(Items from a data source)
—————
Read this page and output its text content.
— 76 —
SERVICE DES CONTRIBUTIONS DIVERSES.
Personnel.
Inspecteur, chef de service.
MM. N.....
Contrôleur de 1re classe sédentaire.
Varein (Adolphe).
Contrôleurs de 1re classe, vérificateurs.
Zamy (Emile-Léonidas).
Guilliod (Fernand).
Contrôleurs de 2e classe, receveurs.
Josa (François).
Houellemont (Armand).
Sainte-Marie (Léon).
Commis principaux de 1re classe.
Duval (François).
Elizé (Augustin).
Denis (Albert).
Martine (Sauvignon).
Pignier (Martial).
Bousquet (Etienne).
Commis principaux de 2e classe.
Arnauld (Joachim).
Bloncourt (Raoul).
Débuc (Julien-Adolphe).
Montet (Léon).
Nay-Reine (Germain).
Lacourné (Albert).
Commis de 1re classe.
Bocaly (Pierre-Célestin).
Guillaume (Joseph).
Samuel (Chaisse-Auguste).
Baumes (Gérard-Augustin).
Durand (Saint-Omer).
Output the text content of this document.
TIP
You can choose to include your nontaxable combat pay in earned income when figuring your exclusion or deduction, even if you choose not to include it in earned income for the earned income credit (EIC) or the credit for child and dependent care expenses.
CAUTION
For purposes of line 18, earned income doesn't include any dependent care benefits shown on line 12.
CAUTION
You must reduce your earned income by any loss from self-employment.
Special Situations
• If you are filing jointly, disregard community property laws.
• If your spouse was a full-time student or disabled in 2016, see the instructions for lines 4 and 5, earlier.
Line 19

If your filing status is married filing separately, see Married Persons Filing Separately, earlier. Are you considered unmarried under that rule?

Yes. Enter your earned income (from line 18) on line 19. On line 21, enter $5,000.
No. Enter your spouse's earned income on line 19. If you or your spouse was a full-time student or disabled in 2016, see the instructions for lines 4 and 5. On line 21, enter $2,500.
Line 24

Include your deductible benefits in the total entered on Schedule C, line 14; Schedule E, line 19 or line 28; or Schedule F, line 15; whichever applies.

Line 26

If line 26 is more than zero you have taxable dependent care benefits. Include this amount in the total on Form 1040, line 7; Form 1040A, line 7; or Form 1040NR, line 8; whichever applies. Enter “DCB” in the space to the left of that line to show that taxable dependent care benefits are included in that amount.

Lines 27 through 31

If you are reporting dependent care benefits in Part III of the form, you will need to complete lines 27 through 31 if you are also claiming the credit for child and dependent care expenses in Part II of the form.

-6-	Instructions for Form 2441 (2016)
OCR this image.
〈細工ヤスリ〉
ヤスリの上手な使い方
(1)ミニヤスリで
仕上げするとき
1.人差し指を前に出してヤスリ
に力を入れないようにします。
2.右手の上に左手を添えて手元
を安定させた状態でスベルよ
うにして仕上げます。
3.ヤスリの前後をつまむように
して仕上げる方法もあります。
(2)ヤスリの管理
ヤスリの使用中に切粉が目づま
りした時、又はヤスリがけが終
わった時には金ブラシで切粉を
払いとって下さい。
—————
» **Brief**
Where a line above contains the word "through", copy that line.

» **Output for this task**
Lines 27 through 31
If you are reporting dependent care benefits in Part III of the form, you will need to complete lines 27 through 31 if you are also claiming the credit for child and dependent care expenses in Part II of the form.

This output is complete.